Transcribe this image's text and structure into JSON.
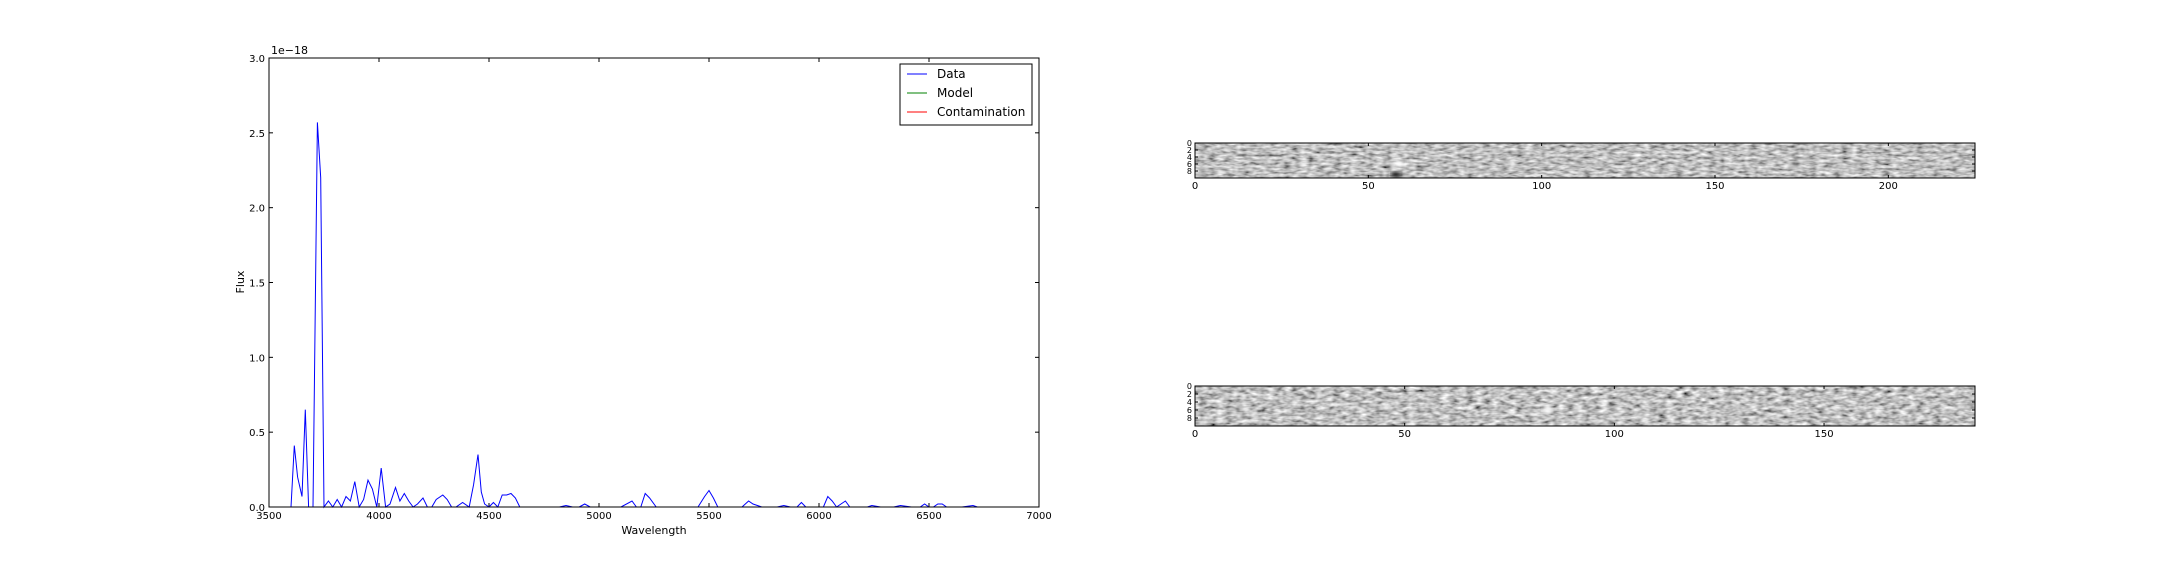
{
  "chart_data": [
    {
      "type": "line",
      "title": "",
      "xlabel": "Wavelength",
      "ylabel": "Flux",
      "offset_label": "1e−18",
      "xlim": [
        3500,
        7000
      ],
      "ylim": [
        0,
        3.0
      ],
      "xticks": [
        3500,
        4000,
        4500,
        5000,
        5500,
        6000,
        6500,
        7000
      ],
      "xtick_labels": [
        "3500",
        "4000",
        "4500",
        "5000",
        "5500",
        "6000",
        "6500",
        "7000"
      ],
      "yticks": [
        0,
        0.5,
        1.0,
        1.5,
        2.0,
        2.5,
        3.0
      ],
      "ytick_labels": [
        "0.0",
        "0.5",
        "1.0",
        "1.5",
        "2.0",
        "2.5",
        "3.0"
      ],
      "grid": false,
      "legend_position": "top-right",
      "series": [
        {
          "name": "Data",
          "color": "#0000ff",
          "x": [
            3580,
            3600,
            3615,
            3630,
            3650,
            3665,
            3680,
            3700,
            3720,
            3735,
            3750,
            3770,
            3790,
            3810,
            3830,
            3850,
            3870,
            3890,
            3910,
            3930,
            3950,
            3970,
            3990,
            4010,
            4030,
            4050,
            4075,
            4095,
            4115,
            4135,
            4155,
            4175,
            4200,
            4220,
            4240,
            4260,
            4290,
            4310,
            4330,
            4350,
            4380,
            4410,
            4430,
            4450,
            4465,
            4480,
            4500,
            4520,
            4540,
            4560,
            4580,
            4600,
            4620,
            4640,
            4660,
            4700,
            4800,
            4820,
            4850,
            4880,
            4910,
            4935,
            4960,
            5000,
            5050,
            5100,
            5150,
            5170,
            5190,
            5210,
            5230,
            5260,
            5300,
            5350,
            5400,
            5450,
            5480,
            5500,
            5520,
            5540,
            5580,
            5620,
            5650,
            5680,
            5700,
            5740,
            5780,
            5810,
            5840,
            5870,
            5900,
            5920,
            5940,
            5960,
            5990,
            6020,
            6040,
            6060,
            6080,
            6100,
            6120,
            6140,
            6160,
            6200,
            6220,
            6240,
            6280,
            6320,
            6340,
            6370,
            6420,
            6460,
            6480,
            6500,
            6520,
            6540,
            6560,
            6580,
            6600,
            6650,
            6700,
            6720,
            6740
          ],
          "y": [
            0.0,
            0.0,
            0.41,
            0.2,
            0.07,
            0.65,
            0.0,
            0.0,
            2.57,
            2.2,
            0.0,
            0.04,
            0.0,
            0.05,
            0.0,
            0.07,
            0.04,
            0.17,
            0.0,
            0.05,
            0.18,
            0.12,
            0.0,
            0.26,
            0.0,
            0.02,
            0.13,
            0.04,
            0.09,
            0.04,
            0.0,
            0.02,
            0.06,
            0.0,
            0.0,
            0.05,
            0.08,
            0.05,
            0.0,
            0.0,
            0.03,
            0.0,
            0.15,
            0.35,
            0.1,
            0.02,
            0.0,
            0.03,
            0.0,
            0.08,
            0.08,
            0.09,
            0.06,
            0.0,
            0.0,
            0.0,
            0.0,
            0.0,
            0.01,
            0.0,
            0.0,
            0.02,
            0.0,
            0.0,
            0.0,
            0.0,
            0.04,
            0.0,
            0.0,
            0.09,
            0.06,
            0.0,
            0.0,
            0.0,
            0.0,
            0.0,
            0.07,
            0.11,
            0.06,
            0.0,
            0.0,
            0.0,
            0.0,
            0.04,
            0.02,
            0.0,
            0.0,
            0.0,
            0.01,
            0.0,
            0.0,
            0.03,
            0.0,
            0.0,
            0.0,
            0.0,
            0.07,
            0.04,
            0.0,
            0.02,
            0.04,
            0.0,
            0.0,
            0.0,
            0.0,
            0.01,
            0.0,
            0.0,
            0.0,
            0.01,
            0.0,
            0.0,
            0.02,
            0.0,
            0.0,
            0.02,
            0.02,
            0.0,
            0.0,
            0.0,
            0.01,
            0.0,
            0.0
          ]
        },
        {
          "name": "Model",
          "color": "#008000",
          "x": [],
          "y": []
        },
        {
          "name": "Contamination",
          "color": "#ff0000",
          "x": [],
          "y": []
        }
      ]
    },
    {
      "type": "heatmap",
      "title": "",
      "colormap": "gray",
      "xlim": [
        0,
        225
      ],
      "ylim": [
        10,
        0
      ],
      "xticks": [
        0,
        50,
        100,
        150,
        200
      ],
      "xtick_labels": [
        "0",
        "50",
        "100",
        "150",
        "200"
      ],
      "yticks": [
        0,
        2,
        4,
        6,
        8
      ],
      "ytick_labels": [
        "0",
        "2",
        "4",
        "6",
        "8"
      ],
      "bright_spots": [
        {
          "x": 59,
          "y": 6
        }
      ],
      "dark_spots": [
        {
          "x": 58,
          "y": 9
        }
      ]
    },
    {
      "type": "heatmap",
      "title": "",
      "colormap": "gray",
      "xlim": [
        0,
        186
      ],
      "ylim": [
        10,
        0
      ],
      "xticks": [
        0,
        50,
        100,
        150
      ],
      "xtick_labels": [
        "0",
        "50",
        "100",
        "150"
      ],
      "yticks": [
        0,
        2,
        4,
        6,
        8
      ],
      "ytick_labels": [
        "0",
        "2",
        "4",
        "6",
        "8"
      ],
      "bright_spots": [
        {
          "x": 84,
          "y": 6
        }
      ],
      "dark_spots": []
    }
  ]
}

§

The material above must be printed exactly, with its pictures left out.

Transcribe this image's text and structure into JSON.
{
  "chart_data": [
    {
      "type": "line",
      "title": "",
      "xlabel": "Wavelength",
      "ylabel": "Flux",
      "offset_label": "1e−18",
      "xlim": [
        3500,
        7000
      ],
      "ylim": [
        0,
        3.0
      ],
      "xticks": [
        3500,
        4000,
        4500,
        5000,
        5500,
        6000,
        6500,
        7000
      ],
      "xtick_labels": [
        "3500",
        "4000",
        "4500",
        "5000",
        "5500",
        "6000",
        "6500",
        "7000"
      ],
      "yticks": [
        0,
        0.5,
        1.0,
        1.5,
        2.0,
        2.5,
        3.0
      ],
      "ytick_labels": [
        "0.0",
        "0.5",
        "1.0",
        "1.5",
        "2.0",
        "2.5",
        "3.0"
      ],
      "grid": false,
      "legend_position": "top-right",
      "series": [
        {
          "name": "Data",
          "color": "#0000ff",
          "x": [
            3580,
            3600,
            3615,
            3630,
            3650,
            3665,
            3680,
            3700,
            3720,
            3735,
            3750,
            3770,
            3790,
            3810,
            3830,
            3850,
            3870,
            3890,
            3910,
            3930,
            3950,
            3970,
            3990,
            4010,
            4030,
            4050,
            4075,
            4095,
            4115,
            4135,
            4155,
            4175,
            4200,
            4220,
            4240,
            4260,
            4290,
            4310,
            4330,
            4350,
            4380,
            4410,
            4430,
            4450,
            4465,
            4480,
            4500,
            4520,
            4540,
            4560,
            4580,
            4600,
            4620,
            4640,
            4660,
            4700,
            4800,
            4820,
            4850,
            4880,
            4910,
            4935,
            4960,
            5000,
            5050,
            5100,
            5150,
            5170,
            5190,
            5210,
            5230,
            5260,
            5300,
            5350,
            5400,
            5450,
            5480,
            5500,
            5520,
            5540,
            5580,
            5620,
            5650,
            5680,
            5700,
            5740,
            5780,
            5810,
            5840,
            5870,
            5900,
            5920,
            5940,
            5960,
            5990,
            6020,
            6040,
            6060,
            6080,
            6100,
            6120,
            6140,
            6160,
            6200,
            6220,
            6240,
            6280,
            6320,
            6340,
            6370,
            6420,
            6460,
            6480,
            6500,
            6520,
            6540,
            6560,
            6580,
            6600,
            6650,
            6700,
            6720,
            6740
          ],
          "y": [
            0.0,
            0.0,
            0.41,
            0.2,
            0.07,
            0.65,
            0.0,
            0.0,
            2.57,
            2.2,
            0.0,
            0.04,
            0.0,
            0.05,
            0.0,
            0.07,
            0.04,
            0.17,
            0.0,
            0.05,
            0.18,
            0.12,
            0.0,
            0.26,
            0.0,
            0.02,
            0.13,
            0.04,
            0.09,
            0.04,
            0.0,
            0.02,
            0.06,
            0.0,
            0.0,
            0.05,
            0.08,
            0.05,
            0.0,
            0.0,
            0.03,
            0.0,
            0.15,
            0.35,
            0.1,
            0.02,
            0.0,
            0.03,
            0.0,
            0.08,
            0.08,
            0.09,
            0.06,
            0.0,
            0.0,
            0.0,
            0.0,
            0.0,
            0.01,
            0.0,
            0.0,
            0.02,
            0.0,
            0.0,
            0.0,
            0.0,
            0.04,
            0.0,
            0.0,
            0.09,
            0.06,
            0.0,
            0.0,
            0.0,
            0.0,
            0.0,
            0.07,
            0.11,
            0.06,
            0.0,
            0.0,
            0.0,
            0.0,
            0.04,
            0.02,
            0.0,
            0.0,
            0.0,
            0.01,
            0.0,
            0.0,
            0.03,
            0.0,
            0.0,
            0.0,
            0.0,
            0.07,
            0.04,
            0.0,
            0.02,
            0.04,
            0.0,
            0.0,
            0.0,
            0.0,
            0.01,
            0.0,
            0.0,
            0.0,
            0.01,
            0.0,
            0.0,
            0.02,
            0.0,
            0.0,
            0.02,
            0.02,
            0.0,
            0.0,
            0.0,
            0.01,
            0.0,
            0.0
          ]
        },
        {
          "name": "Model",
          "color": "#008000",
          "x": [],
          "y": []
        },
        {
          "name": "Contamination",
          "color": "#ff0000",
          "x": [],
          "y": []
        }
      ]
    },
    {
      "type": "heatmap",
      "title": "",
      "colormap": "gray",
      "xlim": [
        0,
        225
      ],
      "ylim": [
        10,
        0
      ],
      "xticks": [
        0,
        50,
        100,
        150,
        200
      ],
      "xtick_labels": [
        "0",
        "50",
        "100",
        "150",
        "200"
      ],
      "yticks": [
        0,
        2,
        4,
        6,
        8
      ],
      "ytick_labels": [
        "0",
        "2",
        "4",
        "6",
        "8"
      ],
      "bright_spots": [
        {
          "x": 59,
          "y": 6
        }
      ],
      "dark_spots": [
        {
          "x": 58,
          "y": 9
        }
      ]
    },
    {
      "type": "heatmap",
      "title": "",
      "colormap": "gray",
      "xlim": [
        0,
        186
      ],
      "ylim": [
        10,
        0
      ],
      "xticks": [
        0,
        50,
        100,
        150
      ],
      "xtick_labels": [
        "0",
        "50",
        "100",
        "150"
      ],
      "yticks": [
        0,
        2,
        4,
        6,
        8
      ],
      "ytick_labels": [
        "0",
        "2",
        "4",
        "6",
        "8"
      ],
      "bright_spots": [
        {
          "x": 84,
          "y": 6
        }
      ],
      "dark_spots": []
    }
  ]
}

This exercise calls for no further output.